#### [What is asked]
Copy out the listing in full, exactly as written, but not its pictures.

## Begin Records to process

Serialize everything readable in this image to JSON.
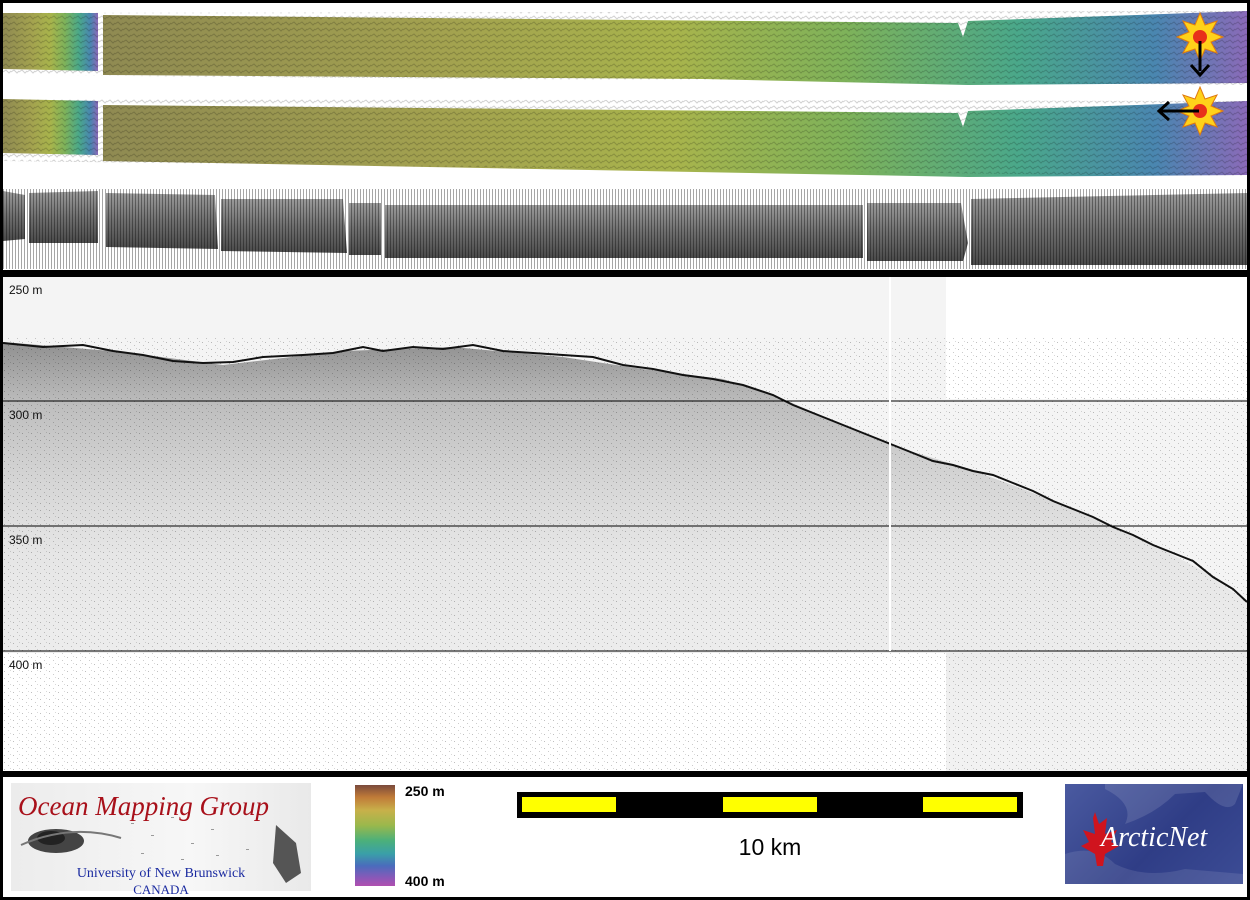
{
  "profile": {
    "depth_labels": [
      "250 m",
      "300 m",
      "350 m",
      "400 m"
    ]
  },
  "legend": {
    "logo_left": {
      "title": "Ocean Mapping Group",
      "subtitle": "University of New Brunswick",
      "country": "CANADA"
    },
    "colorbar": {
      "top_label": "250 m",
      "bottom_label": "400 m"
    },
    "scale_bar": {
      "label": "10 km"
    },
    "logo_right": {
      "text": "ArcticNet"
    }
  },
  "colors": {
    "frame": "#000000",
    "scale_yellow": "#ffff00",
    "omg_red": "#a8101a",
    "omg_blue": "#1a2aa0"
  },
  "icons": [
    "sun-marker-icon",
    "arrow-down-icon",
    "arrow-left-icon",
    "maple-leaf-icon"
  ]
}
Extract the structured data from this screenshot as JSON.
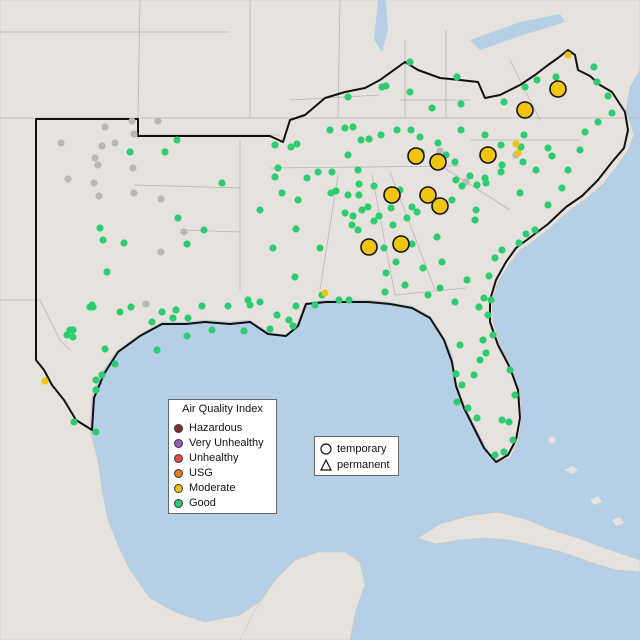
{
  "legend": {
    "title": "Air Quality Index",
    "items": [
      {
        "label": "Hazardous",
        "color": "#7e2f2f"
      },
      {
        "label": "Very Unhealthy",
        "color": "#9b59b6"
      },
      {
        "label": "Unhealthy",
        "color": "#e74c3c"
      },
      {
        "label": "USG",
        "color": "#e67e22"
      },
      {
        "label": "Moderate",
        "color": "#f1c40f"
      },
      {
        "label": "Good",
        "color": "#2ecc71"
      }
    ]
  },
  "shape_legend": {
    "temporary_label": "temporary",
    "permanent_label": "permanent"
  },
  "colors": {
    "water": "#b4cfe6",
    "land": "#e6e3df",
    "good": "#2ecc71",
    "moderate": "#f1c40f",
    "no_data": "#b8b8b8"
  }
}
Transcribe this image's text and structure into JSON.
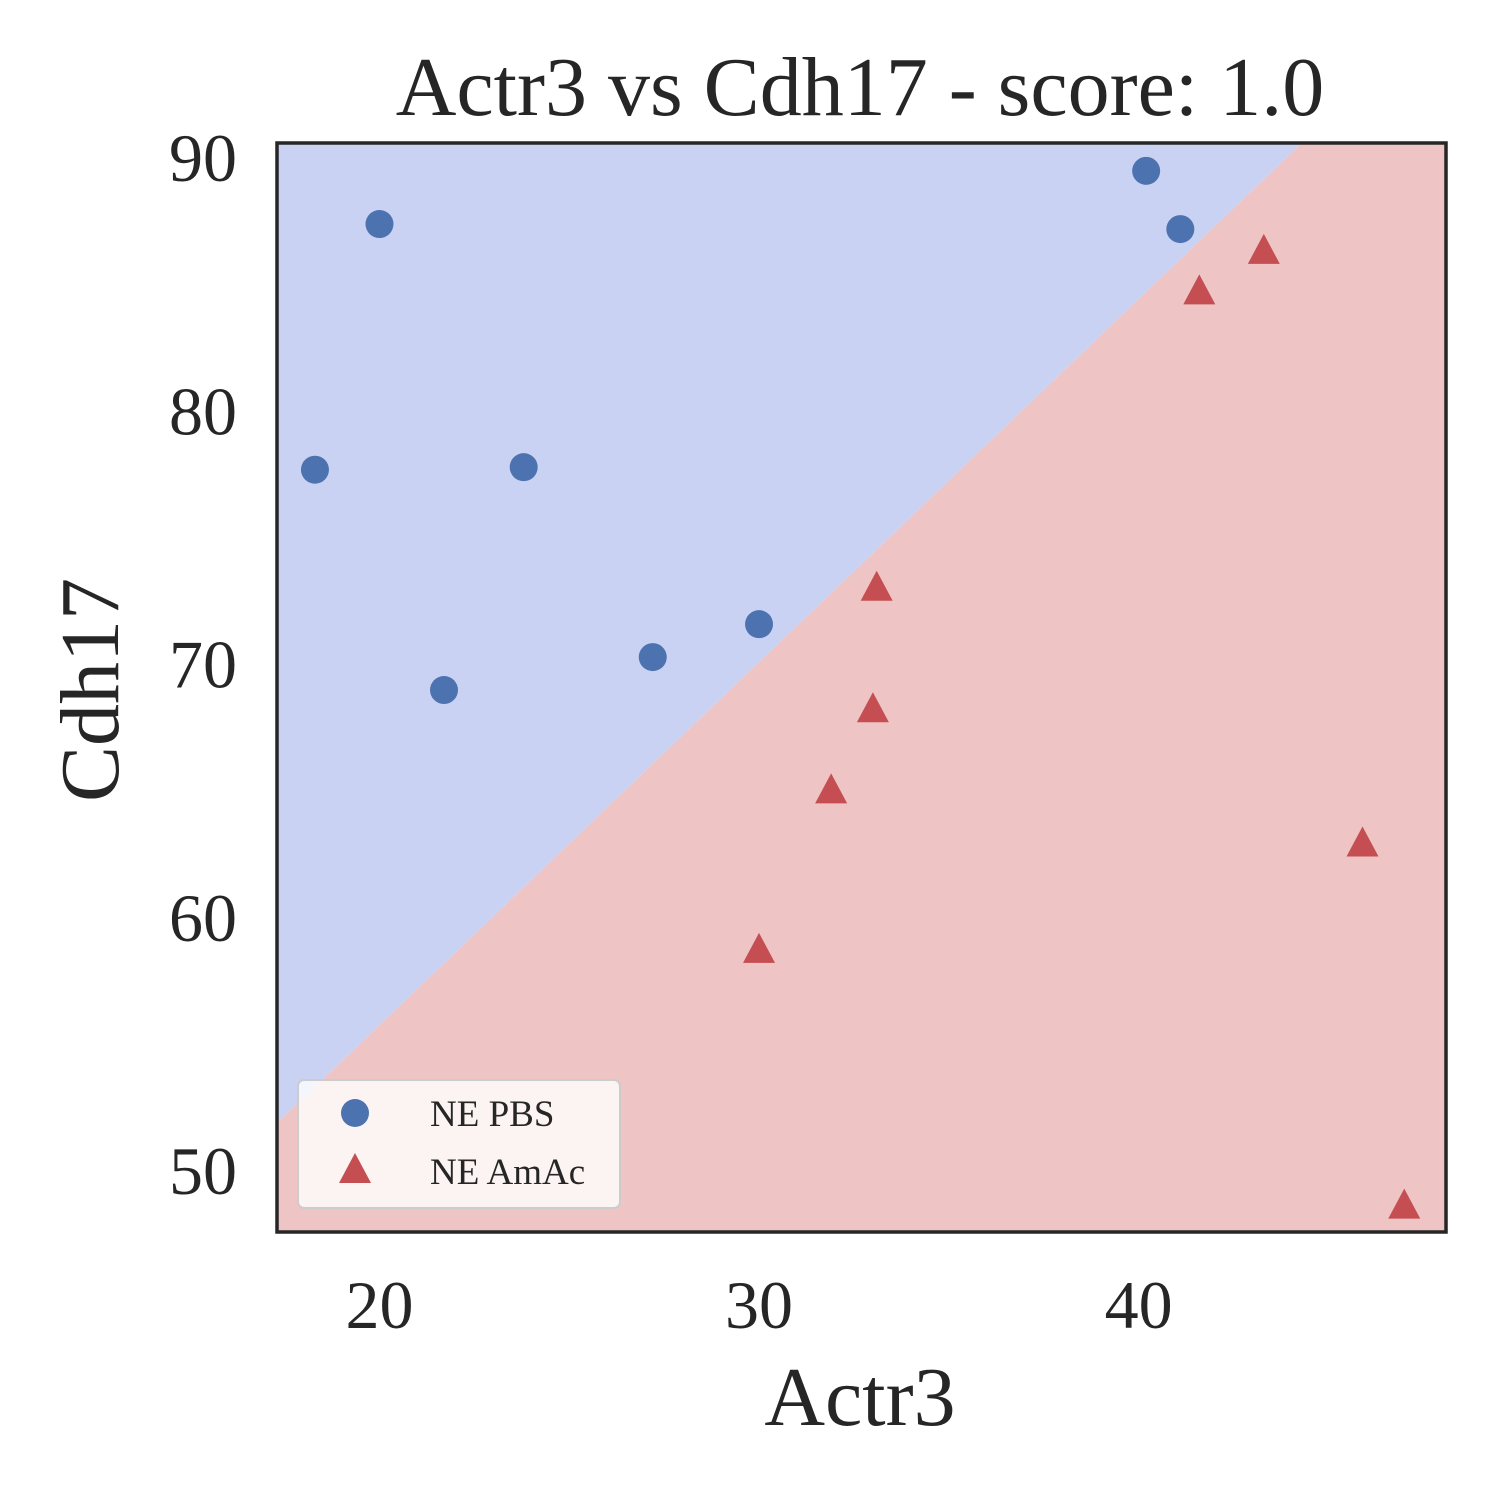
{
  "chart_data": {
    "type": "scatter",
    "title": "Actr3 vs Cdh17 - score: 1.0",
    "xlabel": "Actr3",
    "ylabel": "Cdh17",
    "xlim": [
      17.3,
      48.1
    ],
    "ylim": [
      47.6,
      90.6
    ],
    "xticks": [
      20,
      30,
      40
    ],
    "yticks": [
      50,
      60,
      70,
      80,
      90
    ],
    "grid": false,
    "legend_position": "lower-left",
    "decision_boundary": {
      "points": [
        [
          17.3,
          51.9
        ],
        [
          44.3,
          90.6
        ]
      ],
      "class_above": "NE PBS",
      "class_below": "NE AmAc"
    },
    "region_colors": {
      "NE PBS": "#c9d2f2",
      "NE AmAc": "#eec4c4"
    },
    "series": [
      {
        "name": "NE PBS",
        "marker": "circle",
        "color": "#4c72b0",
        "points": [
          [
            18.3,
            77.7
          ],
          [
            20.0,
            87.4
          ],
          [
            21.7,
            69.0
          ],
          [
            23.8,
            77.8
          ],
          [
            27.2,
            70.3
          ],
          [
            30.0,
            71.6
          ],
          [
            40.2,
            89.5
          ],
          [
            41.1,
            87.2
          ]
        ]
      },
      {
        "name": "NE AmAc",
        "marker": "triangle",
        "color": "#c44e52",
        "points": [
          [
            30.0,
            58.7
          ],
          [
            31.9,
            65.0
          ],
          [
            33.0,
            68.2
          ],
          [
            33.1,
            73.0
          ],
          [
            41.6,
            84.7
          ],
          [
            43.3,
            86.3
          ],
          [
            45.9,
            62.9
          ],
          [
            47.0,
            48.6
          ]
        ]
      }
    ]
  }
}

## End Records to process

#### [Response below]
Serialize everything readable in this image to JSON.
{
  "profile": {
    "depth_labels": [
      "250 m",
      "300 m",
      "350 m",
      "400 m"
    ]
  },
  "legend": {
    "logo_left": {
      "title": "Ocean Mapping Group",
      "subtitle": "University of New Brunswick",
      "country": "CANADA"
    },
    "colorbar": {
      "top_label": "250 m",
      "bottom_label": "400 m"
    },
    "scale_bar": {
      "label": "10 km"
    },
    "logo_right": {
      "text": "ArcticNet"
    }
  },
  "colors": {
    "frame": "#000000",
    "scale_yellow": "#ffff00",
    "omg_red": "#a8101a",
    "omg_blue": "#1a2aa0"
  },
  "icons": [
    "sun-marker-icon",
    "arrow-down-icon",
    "arrow-left-icon",
    "maple-leaf-icon"
  ]
}
Extract the structured data from this screenshot as JSON.
{
  "legend": {
    "title": "Air Quality Index",
    "items": [
      {
        "label": "Hazardous",
        "color": "#7e2f2f"
      },
      {
        "label": "Very Unhealthy",
        "color": "#9b59b6"
      },
      {
        "label": "Unhealthy",
        "color": "#e74c3c"
      },
      {
        "label": "USG",
        "color": "#e67e22"
      },
      {
        "label": "Moderate",
        "color": "#f1c40f"
      },
      {
        "label": "Good",
        "color": "#2ecc71"
      }
    ]
  },
  "shape_legend": {
    "temporary_label": "temporary",
    "permanent_label": "permanent"
  },
  "colors": {
    "water": "#b4cfe6",
    "land": "#e6e3df",
    "good": "#2ecc71",
    "moderate": "#f1c40f",
    "no_data": "#b8b8b8"
  }
}
Transcribe this image's text and structure into JSON.
{
  "chart_data": {
    "type": "scatter",
    "title": "Actr3 vs Cdh17 - score: 1.0",
    "xlabel": "Actr3",
    "ylabel": "Cdh17",
    "xlim": [
      17.3,
      48.1
    ],
    "ylim": [
      47.6,
      90.6
    ],
    "xticks": [
      20,
      30,
      40
    ],
    "yticks": [
      50,
      60,
      70,
      80,
      90
    ],
    "grid": false,
    "legend_position": "lower-left",
    "decision_boundary": {
      "points": [
        [
          17.3,
          51.9
        ],
        [
          44.3,
          90.6
        ]
      ],
      "class_above": "NE PBS",
      "class_below": "NE AmAc"
    },
    "region_colors": {
      "NE PBS": "#c9d2f2",
      "NE AmAc": "#eec4c4"
    },
    "series": [
      {
        "name": "NE PBS",
        "marker": "circle",
        "color": "#4c72b0",
        "points": [
          [
            18.3,
            77.7
          ],
          [
            20.0,
            87.4
          ],
          [
            21.7,
            69.0
          ],
          [
            23.8,
            77.8
          ],
          [
            27.2,
            70.3
          ],
          [
            30.0,
            71.6
          ],
          [
            40.2,
            89.5
          ],
          [
            41.1,
            87.2
          ]
        ]
      },
      {
        "name": "NE AmAc",
        "marker": "triangle",
        "color": "#c44e52",
        "points": [
          [
            30.0,
            58.7
          ],
          [
            31.9,
            65.0
          ],
          [
            33.0,
            68.2
          ],
          [
            33.1,
            73.0
          ],
          [
            41.6,
            84.7
          ],
          [
            43.3,
            86.3
          ],
          [
            45.9,
            62.9
          ],
          [
            47.0,
            48.6
          ]
        ]
      }
    ]
  }
}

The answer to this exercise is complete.